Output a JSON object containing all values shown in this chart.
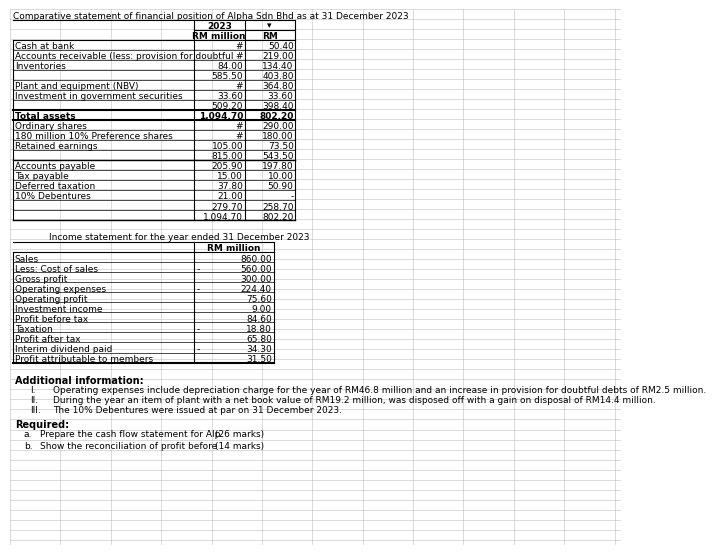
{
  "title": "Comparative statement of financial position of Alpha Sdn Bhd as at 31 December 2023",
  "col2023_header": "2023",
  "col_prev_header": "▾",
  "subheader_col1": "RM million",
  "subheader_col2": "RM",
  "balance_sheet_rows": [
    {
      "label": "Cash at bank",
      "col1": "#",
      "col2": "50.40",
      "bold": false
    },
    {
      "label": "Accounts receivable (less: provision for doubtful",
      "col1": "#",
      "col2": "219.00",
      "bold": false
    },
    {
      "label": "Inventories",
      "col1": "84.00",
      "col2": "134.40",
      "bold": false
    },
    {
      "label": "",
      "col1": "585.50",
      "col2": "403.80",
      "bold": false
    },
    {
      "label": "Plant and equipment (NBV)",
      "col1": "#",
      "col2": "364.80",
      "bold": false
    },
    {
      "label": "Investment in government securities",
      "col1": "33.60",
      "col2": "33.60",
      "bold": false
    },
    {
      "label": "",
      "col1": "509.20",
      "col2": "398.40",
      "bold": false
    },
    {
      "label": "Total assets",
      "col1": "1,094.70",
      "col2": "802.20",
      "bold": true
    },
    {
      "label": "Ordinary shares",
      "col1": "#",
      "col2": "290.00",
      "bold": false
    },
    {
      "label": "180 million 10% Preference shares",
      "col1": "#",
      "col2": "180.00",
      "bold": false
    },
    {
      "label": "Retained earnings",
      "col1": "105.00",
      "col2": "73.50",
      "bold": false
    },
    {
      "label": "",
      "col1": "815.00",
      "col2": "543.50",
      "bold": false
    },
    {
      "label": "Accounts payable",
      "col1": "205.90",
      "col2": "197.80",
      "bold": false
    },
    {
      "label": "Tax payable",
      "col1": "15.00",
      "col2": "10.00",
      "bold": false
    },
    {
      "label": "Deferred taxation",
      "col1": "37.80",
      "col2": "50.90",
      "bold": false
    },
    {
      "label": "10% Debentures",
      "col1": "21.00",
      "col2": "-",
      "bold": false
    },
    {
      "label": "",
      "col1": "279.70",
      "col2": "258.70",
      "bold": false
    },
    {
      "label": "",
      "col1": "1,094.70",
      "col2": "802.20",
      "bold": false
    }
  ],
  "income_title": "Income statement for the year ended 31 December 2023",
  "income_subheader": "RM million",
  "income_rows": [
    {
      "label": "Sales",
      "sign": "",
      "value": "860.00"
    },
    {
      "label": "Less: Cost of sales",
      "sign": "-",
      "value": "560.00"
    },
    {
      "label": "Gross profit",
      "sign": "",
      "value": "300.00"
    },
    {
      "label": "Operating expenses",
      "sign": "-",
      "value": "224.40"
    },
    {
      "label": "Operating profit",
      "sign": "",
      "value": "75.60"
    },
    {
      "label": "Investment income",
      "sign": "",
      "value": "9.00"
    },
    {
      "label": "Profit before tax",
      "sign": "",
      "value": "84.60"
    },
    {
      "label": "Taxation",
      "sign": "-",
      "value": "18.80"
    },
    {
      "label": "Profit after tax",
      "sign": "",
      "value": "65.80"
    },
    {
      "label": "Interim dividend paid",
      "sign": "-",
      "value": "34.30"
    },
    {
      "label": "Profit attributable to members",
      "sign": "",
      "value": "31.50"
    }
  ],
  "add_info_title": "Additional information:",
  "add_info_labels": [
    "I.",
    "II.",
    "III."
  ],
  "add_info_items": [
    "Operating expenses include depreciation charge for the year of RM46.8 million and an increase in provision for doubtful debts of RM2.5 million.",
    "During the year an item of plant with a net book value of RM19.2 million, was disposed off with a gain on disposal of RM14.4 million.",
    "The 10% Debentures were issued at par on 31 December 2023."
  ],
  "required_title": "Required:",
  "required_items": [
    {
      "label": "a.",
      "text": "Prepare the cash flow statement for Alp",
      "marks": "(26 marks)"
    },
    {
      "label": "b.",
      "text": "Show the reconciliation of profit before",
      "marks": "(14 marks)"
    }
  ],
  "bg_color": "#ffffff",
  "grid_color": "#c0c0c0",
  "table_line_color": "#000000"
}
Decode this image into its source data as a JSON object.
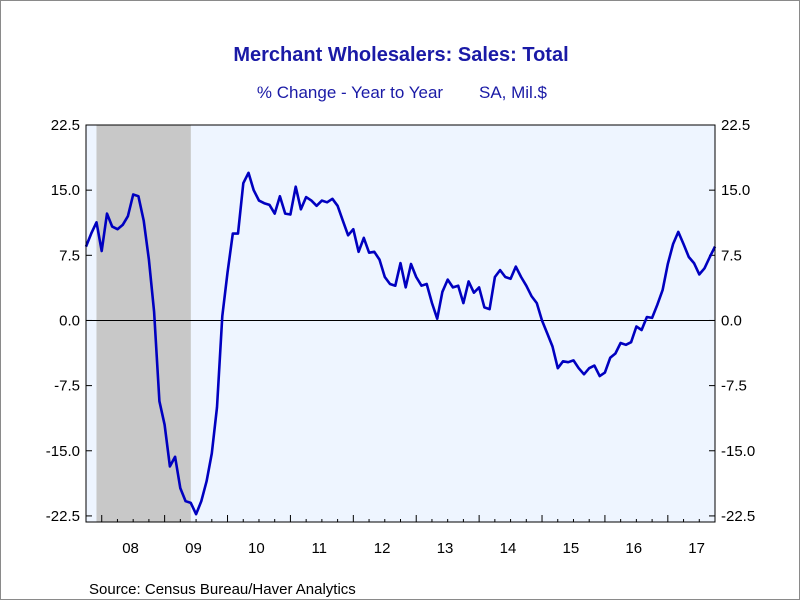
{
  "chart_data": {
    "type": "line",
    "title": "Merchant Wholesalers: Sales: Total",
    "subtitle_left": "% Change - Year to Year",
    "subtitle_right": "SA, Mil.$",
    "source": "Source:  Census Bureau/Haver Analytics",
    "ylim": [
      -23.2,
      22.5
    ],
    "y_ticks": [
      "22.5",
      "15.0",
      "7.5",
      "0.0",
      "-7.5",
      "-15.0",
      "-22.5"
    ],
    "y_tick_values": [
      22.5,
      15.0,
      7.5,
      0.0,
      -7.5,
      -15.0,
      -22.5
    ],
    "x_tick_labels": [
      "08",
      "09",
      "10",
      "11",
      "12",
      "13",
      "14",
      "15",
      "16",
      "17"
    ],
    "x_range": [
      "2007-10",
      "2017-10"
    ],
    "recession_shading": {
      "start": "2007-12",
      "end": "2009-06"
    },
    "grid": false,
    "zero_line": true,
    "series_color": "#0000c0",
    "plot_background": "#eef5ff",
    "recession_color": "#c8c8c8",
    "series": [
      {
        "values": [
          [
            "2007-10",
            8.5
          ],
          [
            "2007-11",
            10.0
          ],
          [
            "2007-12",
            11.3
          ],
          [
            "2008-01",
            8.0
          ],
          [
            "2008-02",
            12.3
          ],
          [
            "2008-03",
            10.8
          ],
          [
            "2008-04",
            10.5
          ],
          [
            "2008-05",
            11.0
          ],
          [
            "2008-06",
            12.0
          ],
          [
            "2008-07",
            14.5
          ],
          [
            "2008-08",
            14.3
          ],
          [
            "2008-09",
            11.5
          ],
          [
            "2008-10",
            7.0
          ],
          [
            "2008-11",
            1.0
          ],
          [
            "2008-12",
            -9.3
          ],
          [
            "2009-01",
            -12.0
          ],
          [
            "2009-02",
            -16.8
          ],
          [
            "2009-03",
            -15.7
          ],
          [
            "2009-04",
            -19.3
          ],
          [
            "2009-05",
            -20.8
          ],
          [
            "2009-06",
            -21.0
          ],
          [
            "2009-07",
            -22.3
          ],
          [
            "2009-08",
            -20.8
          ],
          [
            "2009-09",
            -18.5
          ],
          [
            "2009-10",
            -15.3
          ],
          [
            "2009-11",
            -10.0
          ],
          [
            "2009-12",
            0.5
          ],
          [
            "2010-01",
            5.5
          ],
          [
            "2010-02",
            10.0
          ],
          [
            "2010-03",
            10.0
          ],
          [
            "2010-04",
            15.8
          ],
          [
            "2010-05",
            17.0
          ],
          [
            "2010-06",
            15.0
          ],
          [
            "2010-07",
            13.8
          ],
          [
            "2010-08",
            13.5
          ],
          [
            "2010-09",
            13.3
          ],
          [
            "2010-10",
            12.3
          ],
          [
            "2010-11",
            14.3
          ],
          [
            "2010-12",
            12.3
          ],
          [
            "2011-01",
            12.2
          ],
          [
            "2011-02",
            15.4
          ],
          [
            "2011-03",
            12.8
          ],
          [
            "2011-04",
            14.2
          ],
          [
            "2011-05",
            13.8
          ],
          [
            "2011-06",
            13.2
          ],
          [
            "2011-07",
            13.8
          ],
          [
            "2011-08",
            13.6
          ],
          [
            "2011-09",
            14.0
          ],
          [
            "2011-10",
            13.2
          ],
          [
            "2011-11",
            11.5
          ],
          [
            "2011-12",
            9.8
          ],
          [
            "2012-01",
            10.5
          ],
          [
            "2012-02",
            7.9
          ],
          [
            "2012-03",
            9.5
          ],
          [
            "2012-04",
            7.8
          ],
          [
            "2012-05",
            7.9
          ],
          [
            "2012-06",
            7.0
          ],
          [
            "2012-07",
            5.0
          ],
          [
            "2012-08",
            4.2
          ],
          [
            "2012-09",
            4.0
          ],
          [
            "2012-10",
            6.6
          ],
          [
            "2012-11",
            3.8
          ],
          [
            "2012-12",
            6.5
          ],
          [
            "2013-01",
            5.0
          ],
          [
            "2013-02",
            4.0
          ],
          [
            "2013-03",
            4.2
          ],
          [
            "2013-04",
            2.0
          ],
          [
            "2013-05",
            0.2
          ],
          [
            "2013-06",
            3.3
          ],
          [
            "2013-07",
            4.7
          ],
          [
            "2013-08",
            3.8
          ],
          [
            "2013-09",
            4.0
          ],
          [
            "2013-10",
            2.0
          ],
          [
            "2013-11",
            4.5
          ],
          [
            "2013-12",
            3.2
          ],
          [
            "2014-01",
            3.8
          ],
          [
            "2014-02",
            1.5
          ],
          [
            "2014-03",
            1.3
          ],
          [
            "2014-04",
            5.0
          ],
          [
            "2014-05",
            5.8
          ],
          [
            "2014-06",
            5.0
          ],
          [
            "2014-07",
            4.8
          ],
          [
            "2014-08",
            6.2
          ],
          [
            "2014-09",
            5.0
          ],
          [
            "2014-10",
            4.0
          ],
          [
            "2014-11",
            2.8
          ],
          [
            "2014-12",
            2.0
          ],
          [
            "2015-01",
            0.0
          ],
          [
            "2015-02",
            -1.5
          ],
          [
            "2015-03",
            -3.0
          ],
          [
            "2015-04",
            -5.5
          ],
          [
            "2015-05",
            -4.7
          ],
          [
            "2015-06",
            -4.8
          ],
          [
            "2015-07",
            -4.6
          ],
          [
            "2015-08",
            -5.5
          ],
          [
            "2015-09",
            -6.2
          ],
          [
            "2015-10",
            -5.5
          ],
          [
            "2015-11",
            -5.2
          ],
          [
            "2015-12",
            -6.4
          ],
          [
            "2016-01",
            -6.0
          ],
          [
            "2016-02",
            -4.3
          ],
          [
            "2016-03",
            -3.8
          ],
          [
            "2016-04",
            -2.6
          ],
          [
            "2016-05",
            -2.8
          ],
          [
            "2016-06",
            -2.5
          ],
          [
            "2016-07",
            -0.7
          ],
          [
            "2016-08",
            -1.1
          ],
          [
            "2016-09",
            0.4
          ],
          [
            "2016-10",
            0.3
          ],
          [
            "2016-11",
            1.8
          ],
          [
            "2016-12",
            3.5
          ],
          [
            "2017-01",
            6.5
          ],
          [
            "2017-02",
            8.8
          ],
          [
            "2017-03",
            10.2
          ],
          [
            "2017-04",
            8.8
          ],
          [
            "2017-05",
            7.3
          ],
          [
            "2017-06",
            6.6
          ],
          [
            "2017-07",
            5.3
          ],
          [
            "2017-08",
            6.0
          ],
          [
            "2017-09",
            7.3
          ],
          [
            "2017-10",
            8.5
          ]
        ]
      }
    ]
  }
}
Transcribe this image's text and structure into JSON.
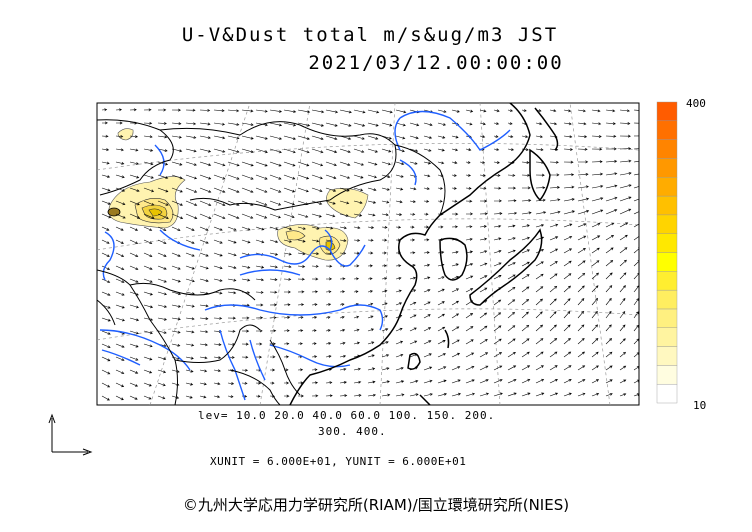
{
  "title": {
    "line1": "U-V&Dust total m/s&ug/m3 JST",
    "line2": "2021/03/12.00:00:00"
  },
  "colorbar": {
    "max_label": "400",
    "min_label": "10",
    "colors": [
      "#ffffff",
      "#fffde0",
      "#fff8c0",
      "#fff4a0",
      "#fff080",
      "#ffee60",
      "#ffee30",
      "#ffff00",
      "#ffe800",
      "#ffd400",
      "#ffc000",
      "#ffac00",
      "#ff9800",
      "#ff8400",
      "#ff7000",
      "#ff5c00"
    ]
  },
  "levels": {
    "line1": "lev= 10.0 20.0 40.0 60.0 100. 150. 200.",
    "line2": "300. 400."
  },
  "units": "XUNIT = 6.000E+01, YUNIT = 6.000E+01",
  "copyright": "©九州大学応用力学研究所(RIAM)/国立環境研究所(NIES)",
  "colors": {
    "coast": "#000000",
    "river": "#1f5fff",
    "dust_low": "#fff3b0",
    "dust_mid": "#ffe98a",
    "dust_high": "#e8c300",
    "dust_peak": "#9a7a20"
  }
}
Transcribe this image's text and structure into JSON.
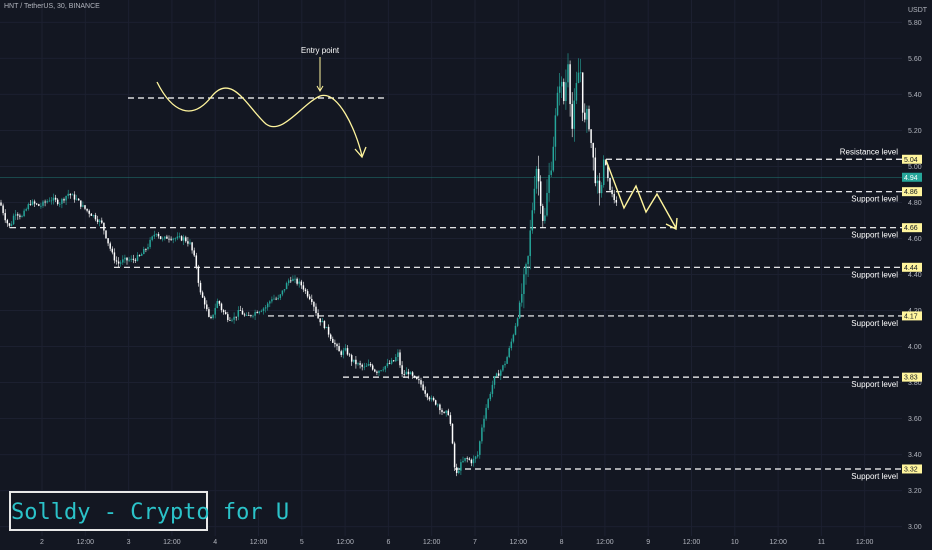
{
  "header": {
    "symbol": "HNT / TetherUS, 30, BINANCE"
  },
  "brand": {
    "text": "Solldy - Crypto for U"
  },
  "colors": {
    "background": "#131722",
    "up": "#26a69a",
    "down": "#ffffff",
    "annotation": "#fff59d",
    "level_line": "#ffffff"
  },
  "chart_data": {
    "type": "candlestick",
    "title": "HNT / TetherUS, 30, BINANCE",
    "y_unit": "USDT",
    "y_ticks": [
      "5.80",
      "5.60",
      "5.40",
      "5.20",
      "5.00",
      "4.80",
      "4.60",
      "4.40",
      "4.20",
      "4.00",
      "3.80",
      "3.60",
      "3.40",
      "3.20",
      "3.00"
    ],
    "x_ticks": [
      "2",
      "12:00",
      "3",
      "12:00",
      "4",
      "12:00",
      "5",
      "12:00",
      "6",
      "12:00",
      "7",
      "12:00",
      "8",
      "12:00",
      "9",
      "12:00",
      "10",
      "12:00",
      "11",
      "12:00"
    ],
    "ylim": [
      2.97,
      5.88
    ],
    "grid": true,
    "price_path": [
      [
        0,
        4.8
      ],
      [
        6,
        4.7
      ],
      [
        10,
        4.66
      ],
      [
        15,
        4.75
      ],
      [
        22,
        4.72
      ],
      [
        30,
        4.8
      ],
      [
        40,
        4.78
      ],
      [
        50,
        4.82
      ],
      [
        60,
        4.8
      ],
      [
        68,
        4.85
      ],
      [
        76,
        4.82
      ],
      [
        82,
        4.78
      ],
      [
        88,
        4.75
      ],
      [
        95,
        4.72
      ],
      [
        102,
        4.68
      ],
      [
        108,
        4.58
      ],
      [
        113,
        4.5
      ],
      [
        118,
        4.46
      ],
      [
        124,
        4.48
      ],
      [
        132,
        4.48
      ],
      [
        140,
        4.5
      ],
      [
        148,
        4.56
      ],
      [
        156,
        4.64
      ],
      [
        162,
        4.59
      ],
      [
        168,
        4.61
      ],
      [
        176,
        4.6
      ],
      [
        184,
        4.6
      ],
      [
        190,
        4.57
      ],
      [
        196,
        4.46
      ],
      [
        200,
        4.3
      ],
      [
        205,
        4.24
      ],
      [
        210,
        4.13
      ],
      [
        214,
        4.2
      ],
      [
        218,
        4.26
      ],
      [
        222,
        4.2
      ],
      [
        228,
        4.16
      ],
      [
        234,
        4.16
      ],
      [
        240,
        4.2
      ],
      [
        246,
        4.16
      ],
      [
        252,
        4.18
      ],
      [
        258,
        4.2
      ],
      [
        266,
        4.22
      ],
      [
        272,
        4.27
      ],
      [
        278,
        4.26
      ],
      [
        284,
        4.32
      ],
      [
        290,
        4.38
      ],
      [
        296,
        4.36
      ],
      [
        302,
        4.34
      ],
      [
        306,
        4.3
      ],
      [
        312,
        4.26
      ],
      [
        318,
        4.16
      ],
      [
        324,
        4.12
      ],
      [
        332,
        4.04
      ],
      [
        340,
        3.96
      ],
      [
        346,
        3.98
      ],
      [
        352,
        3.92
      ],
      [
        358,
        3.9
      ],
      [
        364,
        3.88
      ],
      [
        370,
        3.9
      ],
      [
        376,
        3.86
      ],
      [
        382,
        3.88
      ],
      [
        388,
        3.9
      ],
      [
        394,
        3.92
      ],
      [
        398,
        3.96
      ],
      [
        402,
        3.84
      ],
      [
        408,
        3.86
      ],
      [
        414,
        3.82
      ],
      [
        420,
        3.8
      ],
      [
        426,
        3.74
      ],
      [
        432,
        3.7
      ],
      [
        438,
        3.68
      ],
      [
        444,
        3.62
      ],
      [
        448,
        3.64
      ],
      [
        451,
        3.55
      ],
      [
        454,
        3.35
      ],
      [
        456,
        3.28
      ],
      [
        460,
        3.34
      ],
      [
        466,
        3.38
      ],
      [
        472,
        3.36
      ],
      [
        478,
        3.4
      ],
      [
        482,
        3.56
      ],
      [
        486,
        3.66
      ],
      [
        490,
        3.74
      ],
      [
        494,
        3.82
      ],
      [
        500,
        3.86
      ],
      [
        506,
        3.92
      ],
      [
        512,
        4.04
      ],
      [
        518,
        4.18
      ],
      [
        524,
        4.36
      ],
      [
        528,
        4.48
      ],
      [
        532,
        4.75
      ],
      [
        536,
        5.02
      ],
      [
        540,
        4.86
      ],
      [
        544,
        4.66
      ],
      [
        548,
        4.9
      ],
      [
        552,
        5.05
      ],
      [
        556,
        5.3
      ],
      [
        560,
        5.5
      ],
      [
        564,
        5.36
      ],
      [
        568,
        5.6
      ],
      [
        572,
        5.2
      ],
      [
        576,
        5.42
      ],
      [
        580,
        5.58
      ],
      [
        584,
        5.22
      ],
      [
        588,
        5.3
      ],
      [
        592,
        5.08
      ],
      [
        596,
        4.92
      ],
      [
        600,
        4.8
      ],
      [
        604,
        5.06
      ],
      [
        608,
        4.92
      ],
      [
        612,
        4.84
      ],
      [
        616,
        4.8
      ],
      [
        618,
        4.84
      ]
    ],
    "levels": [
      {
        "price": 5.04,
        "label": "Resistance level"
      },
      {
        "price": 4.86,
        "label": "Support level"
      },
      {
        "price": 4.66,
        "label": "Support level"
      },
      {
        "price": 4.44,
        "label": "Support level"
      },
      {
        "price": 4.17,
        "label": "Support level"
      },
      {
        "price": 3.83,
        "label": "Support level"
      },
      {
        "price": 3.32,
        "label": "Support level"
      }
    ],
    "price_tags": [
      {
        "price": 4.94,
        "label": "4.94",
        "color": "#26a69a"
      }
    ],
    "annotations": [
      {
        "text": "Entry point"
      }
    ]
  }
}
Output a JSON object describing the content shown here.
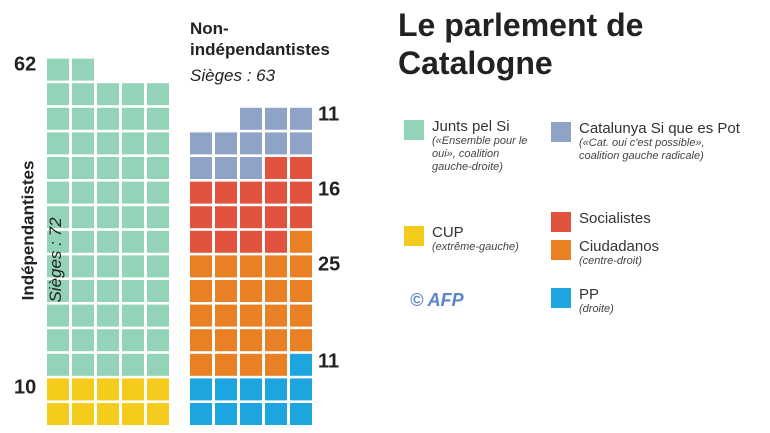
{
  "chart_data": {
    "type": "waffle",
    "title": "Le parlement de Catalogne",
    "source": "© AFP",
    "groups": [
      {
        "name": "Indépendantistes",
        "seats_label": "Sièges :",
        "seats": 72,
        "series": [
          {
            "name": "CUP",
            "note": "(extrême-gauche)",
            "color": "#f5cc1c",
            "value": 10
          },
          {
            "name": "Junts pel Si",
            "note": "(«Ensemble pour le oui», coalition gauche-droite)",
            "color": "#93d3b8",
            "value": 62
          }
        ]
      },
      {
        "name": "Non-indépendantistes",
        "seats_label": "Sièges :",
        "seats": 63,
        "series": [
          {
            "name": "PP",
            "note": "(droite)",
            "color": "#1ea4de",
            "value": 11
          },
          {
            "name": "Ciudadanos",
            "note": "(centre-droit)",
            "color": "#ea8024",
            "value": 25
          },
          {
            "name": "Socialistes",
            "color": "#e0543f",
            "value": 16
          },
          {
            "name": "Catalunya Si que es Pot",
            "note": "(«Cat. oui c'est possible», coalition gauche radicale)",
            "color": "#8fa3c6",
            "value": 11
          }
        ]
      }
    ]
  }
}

EXERCISE OBJECTIVE
Copy each line of the preceding data that contains the string "December".

EXERCISE RESULT
  "title": "Comparative statement of financial position of Alpha Sdn Bhd as at 31 December 2023",
  "income_title": "Income statement for the year ended 31 December 2023",
    "The 10% Debentures were issued at par on 31 December 2023."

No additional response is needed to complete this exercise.